**Requirement 1**
In the article on Google and online piracy, which companies is Google reported to be in talks with about cutting off funding to piracy sites?
**Requirement 2**
Go on with the article on Google and online piracy, starting after its final sentence.

**Excerpt**
--*--

Search engine giant aims to cut off revenue streams to websites offering pirated media content.

baylogoGoogle is reported to be in talks with PayPal and the major credit card companies regarding a plan to cut off funding sources to websites offering links to copyrighted music, films and books.

It isn’t quite clear why Google is spearheading this initiative rather than one of the payment companies themselves, but the move is intended to make it more difficult for sites to profit from sharing links to illegal downloads – whether directly or via peer-to-peer sharing networks – and could be implemented within months.

Google’s laissez-faire attitude towards combating piracy has been called into question on numerous occasions in the past. In spite of thousands of removal requests from copyright holders, the company’s efforts to counter BitTorrent search site The Pirate Bay were roundly criticised. It took the intervention of legal bodies around the world to force ISPs to block access to the site (the success of which was debatable given the speed with which mirrors and alternatives circulated).

--*--

**Dataset extract**

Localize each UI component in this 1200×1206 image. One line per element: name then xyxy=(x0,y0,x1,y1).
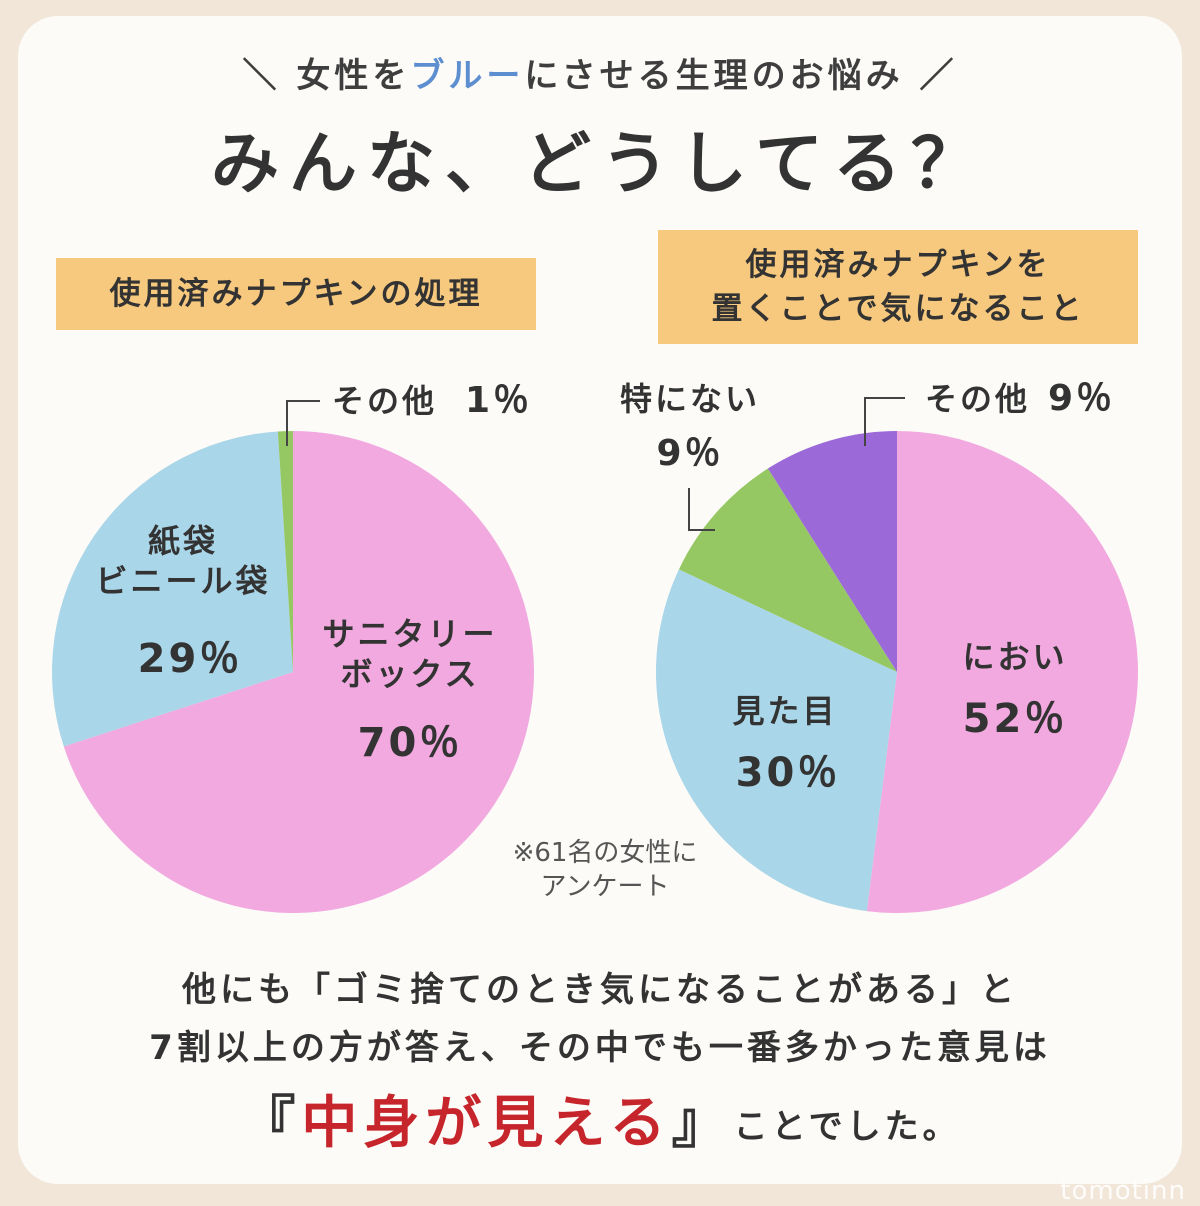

--*--

**Task response 1**
PayPal and the major credit card companies.

**Task response 2**
Google is in a unique position to cut off traffic to copyright-infringing websites directly at source, but remains focussed on seeking alternative methods to discourage the sharing of copyrighted content. Although its efficacy remains contested, copyright holders would probably argue that censorship would be better than nothing. However, Google’s reluctance to involve itself in overt censorship of illegal sharing sites seems to be based on protecting the service’s image as a neutral, unbiased indexer of web content.

Given even the most basic scrutiny, Google’s neutrality is clearly fallacious – its indexing system alone has a huge impact on the way virtually all of us use the web – but some would even go so far as to argue that the company is complicit in facilitating, endorsing and funding piracy. The company announced in December 2010 that it would be making increased efforts to expel copyright violators from its AdSense programme, which allows website owners to profit from placing automated ads alongside their content. Despite the company’s efforts, it’s clear that the system is still not foolproof. And that’s before we even consider the fact that Google owns YouTube, probably the world’s most popular outlet for copyrighted video and audio content – content which is often shared without the copyright holder’s permission.

The main point highlighted by this story is what a confused state anti-piracy initiatives are currently in. The inconsistency of Google’s position would be laughable were it not for the fact that it has such a major financial impact on copyright holders.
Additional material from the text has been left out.